Exercise prompt: Go through the material below, count the lines with the word "หารส", and reply with the count alone.

[Recorded data]
________
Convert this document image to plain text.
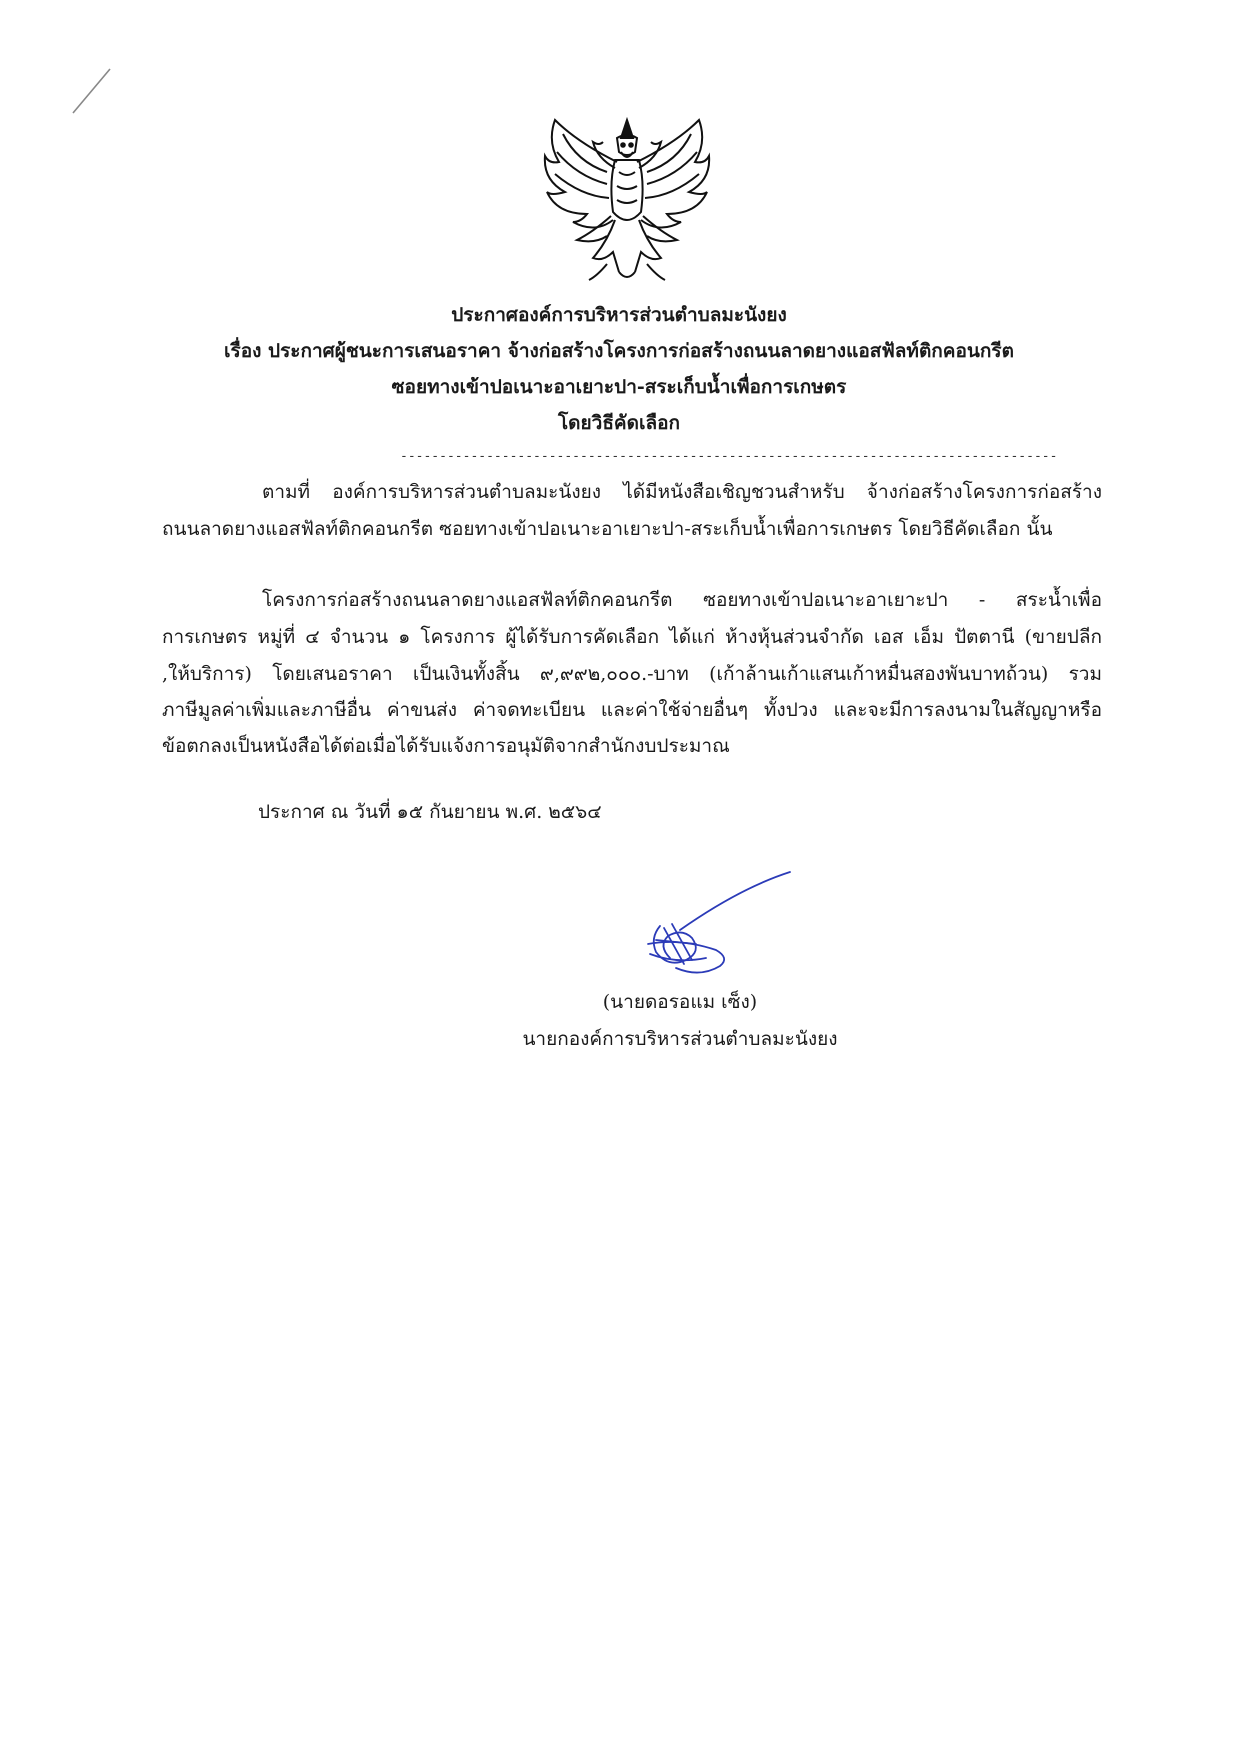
ประกาศองค์การบริหารส่วนตำบลมะนังยง
เรื่อง ประกาศผู้ชนะการเสนอราคา จ้างก่อสร้างโครงการก่อสร้างถนนลาดยางแอสฟัลท์ติกคอนกรีต
ซอยทางเข้าปอเนาะอาเยาะปา-สระเก็บน้ำเพื่อการเกษตร
โดยวิธีคัดเลือก
------------------------------------------------------------------------------------
ตามที่ องค์การบริหารส่วนตำบลมะนังยง ได้มีหนังสือเชิญชวนสำหรับ จ้างก่อสร้างโครงการก่อสร้าง
ถนนลาดยางแอสฟัลท์ติกคอนกรีต ซอยทางเข้าปอเนาะอาเยาะปา-สระเก็บน้ำเพื่อการเกษตร โดยวิธีคัดเลือก นั้น
โครงการก่อสร้างถนนลาดยางแอสฟัลท์ติกคอนกรีต ซอยทางเข้าปอเนาะอาเยาะปา - สระน้ำเพื่อ
การเกษตร หมู่ที่ ๔ จำนวน ๑ โครงการ ผู้ได้รับการคัดเลือก ได้แก่ ห้างหุ้นส่วนจำกัด เอส เอ็ม ปัตตานี (ขายปลีก
,ให้บริการ) โดยเสนอราคา เป็นเงินทั้งสิ้น ๙,๙๙๒,๐๐๐.-บาท (เก้าล้านเก้าแสนเก้าหมื่นสองพันบาทถ้วน) รวม
ภาษีมูลค่าเพิ่มและภาษีอื่น ค่าขนส่ง ค่าจดทะเบียน และค่าใช้จ่ายอื่นๆ ทั้งปวง และจะมีการลงนามในสัญญาหรือ
ข้อตกลงเป็นหนังสือได้ต่อเมื่อได้รับแจ้งการอนุมัติจากสำนักงบประมาณ
ประกาศ ณ วันที่ ๑๕ กันยายน พ.ศ. ๒๕๖๔
(นายดอรอแม เซ็ง)
นายกองค์การบริหารส่วนตำบลมะนังยง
________
Exercise response: 3